## TASK DETAILS
Copy each line holding the string "gilid".

## THE RECORDS
-----

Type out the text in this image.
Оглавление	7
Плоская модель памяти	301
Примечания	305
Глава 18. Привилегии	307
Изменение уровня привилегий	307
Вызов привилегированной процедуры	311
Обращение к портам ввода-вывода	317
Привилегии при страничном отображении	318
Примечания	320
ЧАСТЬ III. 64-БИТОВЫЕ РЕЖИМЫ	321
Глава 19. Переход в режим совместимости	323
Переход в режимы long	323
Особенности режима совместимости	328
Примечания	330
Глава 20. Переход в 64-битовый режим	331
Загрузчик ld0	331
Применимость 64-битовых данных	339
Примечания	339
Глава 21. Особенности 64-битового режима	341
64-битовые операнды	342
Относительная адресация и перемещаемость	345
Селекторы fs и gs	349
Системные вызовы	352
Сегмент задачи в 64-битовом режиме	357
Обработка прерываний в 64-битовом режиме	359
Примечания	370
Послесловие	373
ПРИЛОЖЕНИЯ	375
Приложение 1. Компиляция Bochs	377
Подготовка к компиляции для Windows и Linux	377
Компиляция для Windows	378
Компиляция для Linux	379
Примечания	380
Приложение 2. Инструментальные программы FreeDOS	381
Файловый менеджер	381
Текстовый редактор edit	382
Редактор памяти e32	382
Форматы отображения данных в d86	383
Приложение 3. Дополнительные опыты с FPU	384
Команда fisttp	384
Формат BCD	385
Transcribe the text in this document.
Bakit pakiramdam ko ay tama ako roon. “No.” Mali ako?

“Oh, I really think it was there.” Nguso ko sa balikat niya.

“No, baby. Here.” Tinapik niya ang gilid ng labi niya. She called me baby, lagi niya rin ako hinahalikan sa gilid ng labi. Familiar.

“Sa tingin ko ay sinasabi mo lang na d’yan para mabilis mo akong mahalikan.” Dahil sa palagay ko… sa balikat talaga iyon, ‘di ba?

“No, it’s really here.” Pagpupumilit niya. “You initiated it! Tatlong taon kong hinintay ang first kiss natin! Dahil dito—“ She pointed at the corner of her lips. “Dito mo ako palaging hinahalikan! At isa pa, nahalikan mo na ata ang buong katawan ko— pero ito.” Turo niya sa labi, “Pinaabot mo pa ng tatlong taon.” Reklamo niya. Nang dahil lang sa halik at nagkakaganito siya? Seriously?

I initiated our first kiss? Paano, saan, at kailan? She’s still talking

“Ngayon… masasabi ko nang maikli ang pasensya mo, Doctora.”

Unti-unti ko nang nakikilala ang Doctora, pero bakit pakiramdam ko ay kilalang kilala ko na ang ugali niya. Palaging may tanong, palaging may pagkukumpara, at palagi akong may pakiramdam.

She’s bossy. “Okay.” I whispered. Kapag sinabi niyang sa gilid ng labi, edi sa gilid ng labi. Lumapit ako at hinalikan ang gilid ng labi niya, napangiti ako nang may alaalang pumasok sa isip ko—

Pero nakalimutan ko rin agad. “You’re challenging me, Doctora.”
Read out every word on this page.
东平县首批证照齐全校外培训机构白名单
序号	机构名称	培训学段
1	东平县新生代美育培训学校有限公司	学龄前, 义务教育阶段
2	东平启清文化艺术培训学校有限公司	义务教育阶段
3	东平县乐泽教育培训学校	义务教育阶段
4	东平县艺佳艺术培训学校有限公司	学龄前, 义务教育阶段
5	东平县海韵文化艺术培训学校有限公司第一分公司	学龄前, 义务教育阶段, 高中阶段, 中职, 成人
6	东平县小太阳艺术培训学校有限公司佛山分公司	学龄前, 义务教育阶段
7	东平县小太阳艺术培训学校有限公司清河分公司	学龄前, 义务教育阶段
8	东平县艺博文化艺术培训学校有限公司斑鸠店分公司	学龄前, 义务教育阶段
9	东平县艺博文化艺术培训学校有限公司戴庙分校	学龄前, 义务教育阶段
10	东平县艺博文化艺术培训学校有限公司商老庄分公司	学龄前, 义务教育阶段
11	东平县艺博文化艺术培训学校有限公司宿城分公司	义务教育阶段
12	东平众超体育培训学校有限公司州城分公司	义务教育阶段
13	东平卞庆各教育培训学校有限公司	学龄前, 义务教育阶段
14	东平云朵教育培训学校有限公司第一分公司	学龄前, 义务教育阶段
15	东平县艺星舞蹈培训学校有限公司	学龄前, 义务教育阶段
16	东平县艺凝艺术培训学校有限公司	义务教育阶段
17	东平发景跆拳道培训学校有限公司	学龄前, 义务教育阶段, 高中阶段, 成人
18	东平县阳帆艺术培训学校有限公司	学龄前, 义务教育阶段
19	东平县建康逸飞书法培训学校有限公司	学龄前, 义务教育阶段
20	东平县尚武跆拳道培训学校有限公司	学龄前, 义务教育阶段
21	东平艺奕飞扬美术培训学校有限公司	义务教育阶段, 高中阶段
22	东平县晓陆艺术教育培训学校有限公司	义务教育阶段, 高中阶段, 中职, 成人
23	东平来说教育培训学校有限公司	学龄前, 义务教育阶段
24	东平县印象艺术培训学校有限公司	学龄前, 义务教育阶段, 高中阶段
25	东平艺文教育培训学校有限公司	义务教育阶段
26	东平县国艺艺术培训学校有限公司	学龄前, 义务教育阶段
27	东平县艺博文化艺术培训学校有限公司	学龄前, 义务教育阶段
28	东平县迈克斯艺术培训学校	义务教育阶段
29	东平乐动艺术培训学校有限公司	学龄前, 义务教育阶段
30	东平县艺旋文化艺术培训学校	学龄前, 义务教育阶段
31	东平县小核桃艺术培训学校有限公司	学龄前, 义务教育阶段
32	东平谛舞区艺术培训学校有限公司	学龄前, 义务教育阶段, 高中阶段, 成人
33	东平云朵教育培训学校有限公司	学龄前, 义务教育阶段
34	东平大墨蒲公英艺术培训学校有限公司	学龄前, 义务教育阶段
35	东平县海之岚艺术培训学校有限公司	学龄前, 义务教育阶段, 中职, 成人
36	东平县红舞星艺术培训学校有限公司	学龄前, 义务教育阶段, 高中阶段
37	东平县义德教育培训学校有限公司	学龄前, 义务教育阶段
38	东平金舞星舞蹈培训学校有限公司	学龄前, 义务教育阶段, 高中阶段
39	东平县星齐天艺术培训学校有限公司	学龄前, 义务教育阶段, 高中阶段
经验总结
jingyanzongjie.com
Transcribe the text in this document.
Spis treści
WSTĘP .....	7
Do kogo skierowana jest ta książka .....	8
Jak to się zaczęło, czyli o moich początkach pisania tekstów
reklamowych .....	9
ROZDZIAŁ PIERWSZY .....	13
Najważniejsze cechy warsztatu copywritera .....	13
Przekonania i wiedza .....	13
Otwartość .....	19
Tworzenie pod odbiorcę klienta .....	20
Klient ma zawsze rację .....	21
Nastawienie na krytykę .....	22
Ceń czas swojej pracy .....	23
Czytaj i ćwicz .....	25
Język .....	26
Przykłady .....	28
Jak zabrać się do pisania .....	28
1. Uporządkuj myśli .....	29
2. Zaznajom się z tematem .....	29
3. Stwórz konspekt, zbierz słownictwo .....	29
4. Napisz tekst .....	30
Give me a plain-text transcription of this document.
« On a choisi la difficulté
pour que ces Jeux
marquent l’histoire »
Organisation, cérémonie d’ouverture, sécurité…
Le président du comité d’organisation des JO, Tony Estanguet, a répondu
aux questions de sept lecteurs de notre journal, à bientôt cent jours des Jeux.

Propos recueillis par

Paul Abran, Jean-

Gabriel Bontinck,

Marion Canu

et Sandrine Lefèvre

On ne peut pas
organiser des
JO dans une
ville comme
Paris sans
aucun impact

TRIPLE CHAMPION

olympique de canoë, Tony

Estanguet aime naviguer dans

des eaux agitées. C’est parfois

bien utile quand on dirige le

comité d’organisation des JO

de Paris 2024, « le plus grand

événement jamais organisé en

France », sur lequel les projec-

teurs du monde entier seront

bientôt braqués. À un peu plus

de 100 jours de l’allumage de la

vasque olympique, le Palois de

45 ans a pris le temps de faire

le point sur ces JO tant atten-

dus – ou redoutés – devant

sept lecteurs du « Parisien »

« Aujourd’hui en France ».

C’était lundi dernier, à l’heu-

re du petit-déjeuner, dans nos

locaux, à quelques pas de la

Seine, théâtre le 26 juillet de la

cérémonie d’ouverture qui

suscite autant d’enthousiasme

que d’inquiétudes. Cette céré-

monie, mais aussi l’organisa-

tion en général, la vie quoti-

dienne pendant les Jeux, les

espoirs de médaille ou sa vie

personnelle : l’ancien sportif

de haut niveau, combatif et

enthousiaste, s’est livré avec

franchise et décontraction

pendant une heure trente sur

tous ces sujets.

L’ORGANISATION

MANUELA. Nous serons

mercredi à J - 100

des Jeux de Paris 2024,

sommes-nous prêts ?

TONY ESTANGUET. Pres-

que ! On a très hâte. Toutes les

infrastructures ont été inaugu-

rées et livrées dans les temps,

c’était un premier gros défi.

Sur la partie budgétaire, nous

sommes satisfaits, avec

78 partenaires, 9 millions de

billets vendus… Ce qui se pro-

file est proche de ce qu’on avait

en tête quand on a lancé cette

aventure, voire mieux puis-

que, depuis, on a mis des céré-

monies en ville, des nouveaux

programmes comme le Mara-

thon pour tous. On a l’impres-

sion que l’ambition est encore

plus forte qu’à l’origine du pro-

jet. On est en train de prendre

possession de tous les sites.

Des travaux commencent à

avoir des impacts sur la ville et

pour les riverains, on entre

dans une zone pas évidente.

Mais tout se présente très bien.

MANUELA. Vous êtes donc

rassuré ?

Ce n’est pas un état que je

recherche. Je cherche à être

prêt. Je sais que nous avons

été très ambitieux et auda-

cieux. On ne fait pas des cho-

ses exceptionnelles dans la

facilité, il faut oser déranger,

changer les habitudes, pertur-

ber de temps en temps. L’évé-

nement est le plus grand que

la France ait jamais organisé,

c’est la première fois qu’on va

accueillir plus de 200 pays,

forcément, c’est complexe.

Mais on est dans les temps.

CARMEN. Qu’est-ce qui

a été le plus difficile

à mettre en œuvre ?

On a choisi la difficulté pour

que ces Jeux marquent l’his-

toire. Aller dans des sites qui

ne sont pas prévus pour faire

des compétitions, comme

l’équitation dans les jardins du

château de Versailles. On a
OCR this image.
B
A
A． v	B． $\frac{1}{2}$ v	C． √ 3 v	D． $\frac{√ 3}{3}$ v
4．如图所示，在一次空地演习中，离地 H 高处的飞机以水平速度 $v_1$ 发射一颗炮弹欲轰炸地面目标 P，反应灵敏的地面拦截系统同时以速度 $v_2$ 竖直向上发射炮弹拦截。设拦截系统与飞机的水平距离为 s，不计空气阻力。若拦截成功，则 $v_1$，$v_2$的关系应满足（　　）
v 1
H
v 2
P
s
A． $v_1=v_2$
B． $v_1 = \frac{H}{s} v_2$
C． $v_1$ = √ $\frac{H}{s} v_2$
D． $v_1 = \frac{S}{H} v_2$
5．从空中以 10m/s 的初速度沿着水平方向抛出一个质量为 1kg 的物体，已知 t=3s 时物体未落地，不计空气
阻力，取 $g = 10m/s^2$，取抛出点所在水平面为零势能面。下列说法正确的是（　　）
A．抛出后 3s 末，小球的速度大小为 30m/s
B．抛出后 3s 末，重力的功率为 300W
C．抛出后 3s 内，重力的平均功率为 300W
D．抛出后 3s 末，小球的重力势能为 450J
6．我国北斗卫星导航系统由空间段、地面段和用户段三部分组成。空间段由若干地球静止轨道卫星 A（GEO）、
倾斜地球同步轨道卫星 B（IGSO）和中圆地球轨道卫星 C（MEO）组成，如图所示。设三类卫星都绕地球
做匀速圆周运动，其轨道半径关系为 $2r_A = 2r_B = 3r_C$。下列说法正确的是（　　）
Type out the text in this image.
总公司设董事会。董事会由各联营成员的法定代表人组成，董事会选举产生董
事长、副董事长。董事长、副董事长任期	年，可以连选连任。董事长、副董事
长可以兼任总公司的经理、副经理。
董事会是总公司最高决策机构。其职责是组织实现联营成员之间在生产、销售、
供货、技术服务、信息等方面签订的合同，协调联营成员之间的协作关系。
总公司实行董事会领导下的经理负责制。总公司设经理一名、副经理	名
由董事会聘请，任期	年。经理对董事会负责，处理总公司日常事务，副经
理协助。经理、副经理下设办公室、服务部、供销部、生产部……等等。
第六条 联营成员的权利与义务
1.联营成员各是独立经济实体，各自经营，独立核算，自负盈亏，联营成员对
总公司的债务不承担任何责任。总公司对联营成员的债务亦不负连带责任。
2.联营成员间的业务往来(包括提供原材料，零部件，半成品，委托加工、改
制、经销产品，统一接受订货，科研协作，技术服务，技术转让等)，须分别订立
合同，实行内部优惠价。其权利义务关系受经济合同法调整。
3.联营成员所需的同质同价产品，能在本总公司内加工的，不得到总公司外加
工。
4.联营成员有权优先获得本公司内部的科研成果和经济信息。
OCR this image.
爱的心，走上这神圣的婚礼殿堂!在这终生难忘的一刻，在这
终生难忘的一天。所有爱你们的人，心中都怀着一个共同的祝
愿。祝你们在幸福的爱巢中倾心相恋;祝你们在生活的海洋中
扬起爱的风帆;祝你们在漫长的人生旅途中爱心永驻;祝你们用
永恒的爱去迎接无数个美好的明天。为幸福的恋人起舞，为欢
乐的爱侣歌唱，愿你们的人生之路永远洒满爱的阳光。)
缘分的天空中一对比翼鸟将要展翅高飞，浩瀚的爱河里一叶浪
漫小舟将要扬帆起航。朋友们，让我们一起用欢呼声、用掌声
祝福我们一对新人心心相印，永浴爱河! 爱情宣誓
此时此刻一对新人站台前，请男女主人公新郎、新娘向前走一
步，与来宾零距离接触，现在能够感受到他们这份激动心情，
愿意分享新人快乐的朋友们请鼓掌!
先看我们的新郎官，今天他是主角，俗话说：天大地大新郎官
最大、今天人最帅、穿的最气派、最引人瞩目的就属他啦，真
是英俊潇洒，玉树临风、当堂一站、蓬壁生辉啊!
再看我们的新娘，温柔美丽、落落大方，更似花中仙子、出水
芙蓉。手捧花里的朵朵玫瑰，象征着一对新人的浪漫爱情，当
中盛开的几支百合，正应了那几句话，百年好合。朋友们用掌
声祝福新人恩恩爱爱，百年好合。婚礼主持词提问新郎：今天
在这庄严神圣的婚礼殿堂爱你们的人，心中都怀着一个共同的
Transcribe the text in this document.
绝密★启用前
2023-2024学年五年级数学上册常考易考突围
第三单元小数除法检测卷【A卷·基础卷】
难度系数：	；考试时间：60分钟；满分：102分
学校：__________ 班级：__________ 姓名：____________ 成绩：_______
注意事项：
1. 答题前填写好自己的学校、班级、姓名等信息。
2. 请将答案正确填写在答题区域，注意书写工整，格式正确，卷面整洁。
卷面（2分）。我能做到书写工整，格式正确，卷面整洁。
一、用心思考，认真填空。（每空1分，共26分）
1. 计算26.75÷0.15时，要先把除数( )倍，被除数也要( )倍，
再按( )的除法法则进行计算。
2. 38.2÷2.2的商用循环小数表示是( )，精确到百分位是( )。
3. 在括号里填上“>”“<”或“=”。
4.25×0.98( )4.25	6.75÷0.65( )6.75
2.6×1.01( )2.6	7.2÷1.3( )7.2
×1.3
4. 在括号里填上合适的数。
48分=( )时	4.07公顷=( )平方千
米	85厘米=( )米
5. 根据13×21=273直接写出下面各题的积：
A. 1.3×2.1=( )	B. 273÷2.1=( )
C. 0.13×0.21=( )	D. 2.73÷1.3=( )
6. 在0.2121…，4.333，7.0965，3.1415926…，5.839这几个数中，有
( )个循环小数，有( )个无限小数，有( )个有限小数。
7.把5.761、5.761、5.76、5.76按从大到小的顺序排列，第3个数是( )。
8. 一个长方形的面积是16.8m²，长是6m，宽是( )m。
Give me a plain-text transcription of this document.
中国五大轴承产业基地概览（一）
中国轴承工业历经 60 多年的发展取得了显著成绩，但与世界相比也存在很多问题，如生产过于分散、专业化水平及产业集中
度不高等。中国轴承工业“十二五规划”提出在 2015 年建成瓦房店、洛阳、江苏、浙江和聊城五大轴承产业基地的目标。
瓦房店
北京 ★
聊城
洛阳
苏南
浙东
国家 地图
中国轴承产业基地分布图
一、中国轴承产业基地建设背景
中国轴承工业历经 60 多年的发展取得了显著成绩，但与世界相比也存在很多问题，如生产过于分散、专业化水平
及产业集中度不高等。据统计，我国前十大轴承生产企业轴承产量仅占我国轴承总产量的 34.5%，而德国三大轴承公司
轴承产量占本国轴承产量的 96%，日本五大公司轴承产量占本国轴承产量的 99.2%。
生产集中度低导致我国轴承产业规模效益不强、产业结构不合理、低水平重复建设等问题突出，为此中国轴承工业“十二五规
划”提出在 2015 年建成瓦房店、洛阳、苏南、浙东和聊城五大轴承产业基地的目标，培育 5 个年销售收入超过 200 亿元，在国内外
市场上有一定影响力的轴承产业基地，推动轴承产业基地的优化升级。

-----

## THE SOLUTION
“No, baby. Here.” Tinapik niya ang gilid ng labi niya. She called me baby, lagi niya rin ako hinahalikan sa gilid ng labi. Familiar.
She’s bossy. “Okay.” I whispered. Kapag sinabi niyang sa gilid ng labi, edi sa gilid ng labi. Lumapit ako at hinalikan ang gilid ng labi niya, napangiti ako nang may alaalang pumasok sa isip ko—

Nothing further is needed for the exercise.